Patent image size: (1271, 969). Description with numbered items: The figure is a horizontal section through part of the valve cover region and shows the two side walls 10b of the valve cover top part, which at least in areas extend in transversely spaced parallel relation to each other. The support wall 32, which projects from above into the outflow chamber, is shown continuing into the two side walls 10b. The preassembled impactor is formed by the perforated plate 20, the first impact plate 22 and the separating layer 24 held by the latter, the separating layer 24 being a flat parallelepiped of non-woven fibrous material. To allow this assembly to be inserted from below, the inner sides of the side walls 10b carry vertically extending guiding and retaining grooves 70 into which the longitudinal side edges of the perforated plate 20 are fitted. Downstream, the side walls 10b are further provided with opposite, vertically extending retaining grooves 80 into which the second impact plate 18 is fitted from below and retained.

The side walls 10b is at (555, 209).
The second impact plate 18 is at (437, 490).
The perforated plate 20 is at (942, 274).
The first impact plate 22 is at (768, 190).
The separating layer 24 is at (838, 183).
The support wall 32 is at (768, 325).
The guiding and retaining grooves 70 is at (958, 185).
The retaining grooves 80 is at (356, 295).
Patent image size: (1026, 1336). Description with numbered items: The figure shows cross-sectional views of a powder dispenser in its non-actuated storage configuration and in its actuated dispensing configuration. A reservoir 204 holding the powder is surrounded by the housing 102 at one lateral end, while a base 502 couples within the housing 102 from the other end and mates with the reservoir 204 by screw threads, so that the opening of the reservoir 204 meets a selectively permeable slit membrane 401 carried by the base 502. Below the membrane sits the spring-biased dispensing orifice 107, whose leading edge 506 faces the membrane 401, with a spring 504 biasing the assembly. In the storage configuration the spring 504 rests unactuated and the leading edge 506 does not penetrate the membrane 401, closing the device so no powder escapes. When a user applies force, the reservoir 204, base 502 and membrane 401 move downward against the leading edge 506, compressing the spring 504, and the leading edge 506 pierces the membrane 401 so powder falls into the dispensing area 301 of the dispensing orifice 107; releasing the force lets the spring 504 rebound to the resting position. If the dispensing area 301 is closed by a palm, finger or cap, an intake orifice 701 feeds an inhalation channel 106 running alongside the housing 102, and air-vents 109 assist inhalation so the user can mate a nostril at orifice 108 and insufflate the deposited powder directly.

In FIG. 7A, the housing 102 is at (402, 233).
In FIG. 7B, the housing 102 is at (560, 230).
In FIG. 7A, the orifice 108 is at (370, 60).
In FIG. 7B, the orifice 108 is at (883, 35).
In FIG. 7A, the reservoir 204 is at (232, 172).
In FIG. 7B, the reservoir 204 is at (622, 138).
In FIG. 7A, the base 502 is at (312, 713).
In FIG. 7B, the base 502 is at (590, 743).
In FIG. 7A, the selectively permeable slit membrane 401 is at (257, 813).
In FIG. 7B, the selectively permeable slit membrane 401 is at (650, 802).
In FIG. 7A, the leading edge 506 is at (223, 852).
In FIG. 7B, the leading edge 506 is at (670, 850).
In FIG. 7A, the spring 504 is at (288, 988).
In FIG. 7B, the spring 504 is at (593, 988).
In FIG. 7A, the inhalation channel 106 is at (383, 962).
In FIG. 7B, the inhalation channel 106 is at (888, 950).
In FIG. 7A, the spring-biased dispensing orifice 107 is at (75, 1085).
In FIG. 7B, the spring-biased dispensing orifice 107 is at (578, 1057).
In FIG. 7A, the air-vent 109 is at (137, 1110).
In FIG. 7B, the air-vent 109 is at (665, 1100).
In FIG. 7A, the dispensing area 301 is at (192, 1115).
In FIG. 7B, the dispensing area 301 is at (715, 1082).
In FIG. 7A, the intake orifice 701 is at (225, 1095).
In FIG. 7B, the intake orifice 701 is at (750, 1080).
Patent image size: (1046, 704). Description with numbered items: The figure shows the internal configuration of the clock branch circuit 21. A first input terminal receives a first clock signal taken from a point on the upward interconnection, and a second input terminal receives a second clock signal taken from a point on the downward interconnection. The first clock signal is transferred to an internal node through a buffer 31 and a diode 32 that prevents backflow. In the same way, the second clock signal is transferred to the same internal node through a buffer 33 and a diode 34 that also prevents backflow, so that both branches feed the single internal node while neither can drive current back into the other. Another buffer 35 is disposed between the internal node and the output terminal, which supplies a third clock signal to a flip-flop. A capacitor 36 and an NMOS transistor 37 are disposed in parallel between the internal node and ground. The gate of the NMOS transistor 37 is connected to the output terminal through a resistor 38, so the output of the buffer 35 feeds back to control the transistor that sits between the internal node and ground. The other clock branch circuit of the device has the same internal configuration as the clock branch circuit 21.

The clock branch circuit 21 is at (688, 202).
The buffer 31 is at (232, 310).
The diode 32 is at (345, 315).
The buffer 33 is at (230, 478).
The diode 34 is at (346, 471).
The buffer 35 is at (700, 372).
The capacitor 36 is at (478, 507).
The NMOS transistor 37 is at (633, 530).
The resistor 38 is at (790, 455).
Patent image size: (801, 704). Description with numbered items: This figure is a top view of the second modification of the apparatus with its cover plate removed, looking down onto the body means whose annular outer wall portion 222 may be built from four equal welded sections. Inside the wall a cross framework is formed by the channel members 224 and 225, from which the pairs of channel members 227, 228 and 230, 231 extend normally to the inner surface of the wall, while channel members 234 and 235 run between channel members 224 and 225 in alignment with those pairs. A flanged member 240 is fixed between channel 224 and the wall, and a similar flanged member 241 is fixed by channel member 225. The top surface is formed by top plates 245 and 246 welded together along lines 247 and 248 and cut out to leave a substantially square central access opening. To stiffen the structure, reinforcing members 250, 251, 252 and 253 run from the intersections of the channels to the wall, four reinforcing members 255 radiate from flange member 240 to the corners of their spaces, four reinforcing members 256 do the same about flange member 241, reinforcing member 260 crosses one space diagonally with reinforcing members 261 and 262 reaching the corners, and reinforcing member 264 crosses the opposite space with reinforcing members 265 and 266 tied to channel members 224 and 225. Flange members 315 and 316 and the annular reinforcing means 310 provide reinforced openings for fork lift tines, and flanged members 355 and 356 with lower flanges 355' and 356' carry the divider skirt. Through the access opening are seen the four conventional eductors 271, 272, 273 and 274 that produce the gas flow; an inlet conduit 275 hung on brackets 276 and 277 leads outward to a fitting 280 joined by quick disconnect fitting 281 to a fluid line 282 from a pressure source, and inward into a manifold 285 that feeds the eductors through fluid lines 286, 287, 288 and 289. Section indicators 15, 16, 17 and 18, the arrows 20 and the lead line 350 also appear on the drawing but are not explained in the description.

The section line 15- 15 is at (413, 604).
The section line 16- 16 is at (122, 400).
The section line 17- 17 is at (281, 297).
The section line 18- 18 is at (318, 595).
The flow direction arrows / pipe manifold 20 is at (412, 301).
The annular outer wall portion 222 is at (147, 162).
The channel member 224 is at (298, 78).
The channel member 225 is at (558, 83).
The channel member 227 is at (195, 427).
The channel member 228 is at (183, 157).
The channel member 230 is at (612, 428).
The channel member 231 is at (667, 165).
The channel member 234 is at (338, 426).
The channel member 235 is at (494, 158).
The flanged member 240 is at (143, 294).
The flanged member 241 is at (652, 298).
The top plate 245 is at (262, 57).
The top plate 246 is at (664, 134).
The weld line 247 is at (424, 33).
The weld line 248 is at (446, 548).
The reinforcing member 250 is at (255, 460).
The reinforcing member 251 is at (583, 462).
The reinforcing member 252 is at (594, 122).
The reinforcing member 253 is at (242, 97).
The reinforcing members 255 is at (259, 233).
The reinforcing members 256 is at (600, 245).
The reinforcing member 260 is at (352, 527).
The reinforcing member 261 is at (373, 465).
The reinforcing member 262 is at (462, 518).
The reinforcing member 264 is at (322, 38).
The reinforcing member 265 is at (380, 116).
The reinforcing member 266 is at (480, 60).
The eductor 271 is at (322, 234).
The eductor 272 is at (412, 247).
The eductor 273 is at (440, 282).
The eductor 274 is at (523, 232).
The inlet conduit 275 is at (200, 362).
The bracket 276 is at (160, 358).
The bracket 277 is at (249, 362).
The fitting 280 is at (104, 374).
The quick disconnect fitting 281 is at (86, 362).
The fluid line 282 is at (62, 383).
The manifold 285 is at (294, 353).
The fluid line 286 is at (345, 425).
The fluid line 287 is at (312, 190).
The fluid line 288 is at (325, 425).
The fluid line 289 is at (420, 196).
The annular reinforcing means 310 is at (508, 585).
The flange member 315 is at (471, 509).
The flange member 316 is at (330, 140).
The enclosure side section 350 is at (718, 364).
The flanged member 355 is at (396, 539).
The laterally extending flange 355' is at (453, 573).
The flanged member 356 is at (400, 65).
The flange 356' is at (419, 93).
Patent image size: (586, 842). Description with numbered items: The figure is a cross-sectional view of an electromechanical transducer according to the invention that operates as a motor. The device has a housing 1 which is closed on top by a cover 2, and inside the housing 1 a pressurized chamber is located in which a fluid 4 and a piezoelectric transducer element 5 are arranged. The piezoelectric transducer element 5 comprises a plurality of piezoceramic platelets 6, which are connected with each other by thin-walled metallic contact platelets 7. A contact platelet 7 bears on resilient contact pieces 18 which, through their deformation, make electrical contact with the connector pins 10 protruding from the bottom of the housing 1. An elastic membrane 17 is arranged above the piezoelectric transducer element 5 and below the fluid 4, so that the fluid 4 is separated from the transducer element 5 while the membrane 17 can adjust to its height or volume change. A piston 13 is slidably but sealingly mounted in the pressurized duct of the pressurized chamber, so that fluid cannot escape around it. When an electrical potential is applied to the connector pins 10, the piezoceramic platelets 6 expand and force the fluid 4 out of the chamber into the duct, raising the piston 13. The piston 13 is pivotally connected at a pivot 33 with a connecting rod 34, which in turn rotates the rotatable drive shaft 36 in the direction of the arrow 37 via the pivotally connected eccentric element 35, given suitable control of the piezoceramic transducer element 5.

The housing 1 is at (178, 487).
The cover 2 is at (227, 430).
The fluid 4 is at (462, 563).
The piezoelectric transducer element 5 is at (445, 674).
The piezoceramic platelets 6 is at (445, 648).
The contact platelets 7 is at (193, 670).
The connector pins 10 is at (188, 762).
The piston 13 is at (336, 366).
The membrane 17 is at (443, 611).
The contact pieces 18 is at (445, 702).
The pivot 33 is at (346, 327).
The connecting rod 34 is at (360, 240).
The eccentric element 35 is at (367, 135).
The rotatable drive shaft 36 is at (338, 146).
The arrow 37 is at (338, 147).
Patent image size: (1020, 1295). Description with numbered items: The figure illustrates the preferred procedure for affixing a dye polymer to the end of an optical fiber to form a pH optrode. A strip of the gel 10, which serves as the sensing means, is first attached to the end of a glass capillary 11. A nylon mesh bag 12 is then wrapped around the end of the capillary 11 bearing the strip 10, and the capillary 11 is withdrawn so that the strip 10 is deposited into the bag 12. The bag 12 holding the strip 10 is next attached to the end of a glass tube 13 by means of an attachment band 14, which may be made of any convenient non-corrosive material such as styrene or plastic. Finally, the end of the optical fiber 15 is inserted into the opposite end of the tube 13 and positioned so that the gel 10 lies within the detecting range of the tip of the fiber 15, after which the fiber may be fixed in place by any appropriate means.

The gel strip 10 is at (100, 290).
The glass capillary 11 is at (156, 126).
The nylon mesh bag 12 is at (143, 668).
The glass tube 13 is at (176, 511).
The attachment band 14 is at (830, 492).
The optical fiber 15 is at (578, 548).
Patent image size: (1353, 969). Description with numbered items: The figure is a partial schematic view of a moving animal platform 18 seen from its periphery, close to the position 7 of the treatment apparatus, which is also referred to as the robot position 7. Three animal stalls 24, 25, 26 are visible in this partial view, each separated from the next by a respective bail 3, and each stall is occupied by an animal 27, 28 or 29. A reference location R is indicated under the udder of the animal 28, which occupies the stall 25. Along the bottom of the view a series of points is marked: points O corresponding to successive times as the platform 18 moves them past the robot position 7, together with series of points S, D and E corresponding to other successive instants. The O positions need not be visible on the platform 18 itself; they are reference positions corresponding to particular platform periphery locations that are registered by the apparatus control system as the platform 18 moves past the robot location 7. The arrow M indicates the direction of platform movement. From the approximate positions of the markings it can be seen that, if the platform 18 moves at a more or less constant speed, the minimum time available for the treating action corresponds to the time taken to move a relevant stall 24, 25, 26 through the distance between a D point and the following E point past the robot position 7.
┄┄┄┄┄┄
[AIM OF THE EXERCISE] Return verbatim the lines of the material running from its start through the line containing "The retaining grooves 80 is at (356, 295).", including both of those lines.

[SOLUTION FOR THIS TASK]
Patent image size: (1271, 969). Description with numbered items: The figure is a horizontal section through part of the valve cover region and shows the two side walls 10b of the valve cover top part, which at least in areas extend in transversely spaced parallel relation to each other. The support wall 32, which projects from above into the outflow chamber, is shown continuing into the two side walls 10b. The preassembled impactor is formed by the perforated plate 20, the first impact plate 22 and the separating layer 24 held by the latter, the separating layer 24 being a flat parallelepiped of non-woven fibrous material. To allow this assembly to be inserted from below, the inner sides of the side walls 10b carry vertically extending guiding and retaining grooves 70 into which the longitudinal side edges of the perforated plate 20 are fitted. Downstream, the side walls 10b are further provided with opposite, vertically extending retaining grooves 80 into which the second impact plate 18 is fitted from below and retained.

The side walls 10b is at (555, 209).
The second impact plate 18 is at (437, 490).
The perforated plate 20 is at (942, 274).
The first impact plate 22 is at (768, 190).
The separating layer 24 is at (838, 183).
The support wall 32 is at (768, 325).
The guiding and retaining grooves 70 is at (958, 185).
The retaining grooves 80 is at (356, 295).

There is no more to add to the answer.